Written request: Copy out the whole listing exactly as written, leaving the pictures behind.
· · · · ·
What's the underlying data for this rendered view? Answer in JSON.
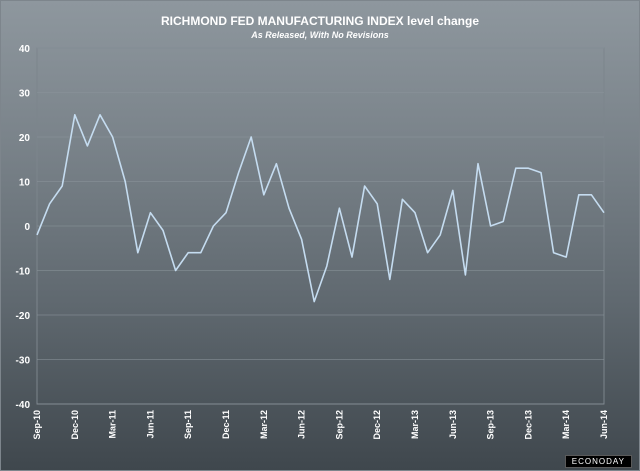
{
  "chart_data": {
    "type": "line",
    "title": "RICHMOND FED MANUFACTURING INDEX level change",
    "subtitle": "As Released, With No Revisions",
    "xlabel": "",
    "ylabel": "",
    "ylim": [
      -40,
      40
    ],
    "yticks": [
      40,
      30,
      20,
      10,
      0,
      -10,
      -20,
      -30,
      -40
    ],
    "grid": true,
    "x": [
      "Sep-10",
      "Oct-10",
      "Nov-10",
      "Dec-10",
      "Jan-11",
      "Feb-11",
      "Mar-11",
      "Apr-11",
      "May-11",
      "Jun-11",
      "Jul-11",
      "Aug-11",
      "Sep-11",
      "Oct-11",
      "Nov-11",
      "Dec-11",
      "Jan-12",
      "Feb-12",
      "Mar-12",
      "Apr-12",
      "May-12",
      "Jun-12",
      "Jul-12",
      "Aug-12",
      "Sep-12",
      "Oct-12",
      "Nov-12",
      "Dec-12",
      "Jan-13",
      "Feb-13",
      "Mar-13",
      "Apr-13",
      "May-13",
      "Jun-13",
      "Jul-13",
      "Aug-13",
      "Sep-13",
      "Oct-13",
      "Nov-13",
      "Dec-13",
      "Jan-14",
      "Feb-14",
      "Mar-14",
      "Apr-14",
      "May-14",
      "Jun-14"
    ],
    "xtick_labels": [
      "Sep-10",
      "Dec-10",
      "Mar-11",
      "Jun-11",
      "Sep-11",
      "Dec-11",
      "Mar-12",
      "Jun-12",
      "Sep-12",
      "Dec-12",
      "Mar-13",
      "Jun-13",
      "Sep-13",
      "Dec-13",
      "Mar-14",
      "Jun-14"
    ],
    "series": [
      {
        "values": [
          -2,
          5,
          9,
          25,
          18,
          25,
          20,
          10,
          -6,
          3,
          -1,
          -10,
          -6,
          -6,
          0,
          3,
          12,
          20,
          7,
          14,
          4,
          -3,
          -17,
          -9,
          4,
          -7,
          9,
          5,
          -12,
          6,
          3,
          -6,
          -2,
          8,
          -11,
          14,
          0,
          1,
          13,
          13,
          12,
          -6,
          -7,
          7,
          7,
          3
        ],
        "color": "#c5dcf0"
      }
    ]
  },
  "logo_text": "ECONODAY"
}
· · · · ·
Final answer:
What's the underlying data for this rendered view? Answer in JSON.
{
  "chart_data": {
    "type": "line",
    "title": "RICHMOND FED MANUFACTURING INDEX level change",
    "subtitle": "As Released, With No Revisions",
    "xlabel": "",
    "ylabel": "",
    "ylim": [
      -40,
      40
    ],
    "yticks": [
      40,
      30,
      20,
      10,
      0,
      -10,
      -20,
      -30,
      -40
    ],
    "grid": true,
    "x": [
      "Sep-10",
      "Oct-10",
      "Nov-10",
      "Dec-10",
      "Jan-11",
      "Feb-11",
      "Mar-11",
      "Apr-11",
      "May-11",
      "Jun-11",
      "Jul-11",
      "Aug-11",
      "Sep-11",
      "Oct-11",
      "Nov-11",
      "Dec-11",
      "Jan-12",
      "Feb-12",
      "Mar-12",
      "Apr-12",
      "May-12",
      "Jun-12",
      "Jul-12",
      "Aug-12",
      "Sep-12",
      "Oct-12",
      "Nov-12",
      "Dec-12",
      "Jan-13",
      "Feb-13",
      "Mar-13",
      "Apr-13",
      "May-13",
      "Jun-13",
      "Jul-13",
      "Aug-13",
      "Sep-13",
      "Oct-13",
      "Nov-13",
      "Dec-13",
      "Jan-14",
      "Feb-14",
      "Mar-14",
      "Apr-14",
      "May-14",
      "Jun-14"
    ],
    "xtick_labels": [
      "Sep-10",
      "Dec-10",
      "Mar-11",
      "Jun-11",
      "Sep-11",
      "Dec-11",
      "Mar-12",
      "Jun-12",
      "Sep-12",
      "Dec-12",
      "Mar-13",
      "Jun-13",
      "Sep-13",
      "Dec-13",
      "Mar-14",
      "Jun-14"
    ],
    "series": [
      {
        "values": [
          -2,
          5,
          9,
          25,
          18,
          25,
          20,
          10,
          -6,
          3,
          -1,
          -10,
          -6,
          -6,
          0,
          3,
          12,
          20,
          7,
          14,
          4,
          -3,
          -17,
          -9,
          4,
          -7,
          9,
          5,
          -12,
          6,
          3,
          -6,
          -2,
          8,
          -11,
          14,
          0,
          1,
          13,
          13,
          12,
          -6,
          -7,
          7,
          7,
          3
        ],
        "color": "#c5dcf0"
      }
    ]
  },
  "logo_text": "ECONODAY"
}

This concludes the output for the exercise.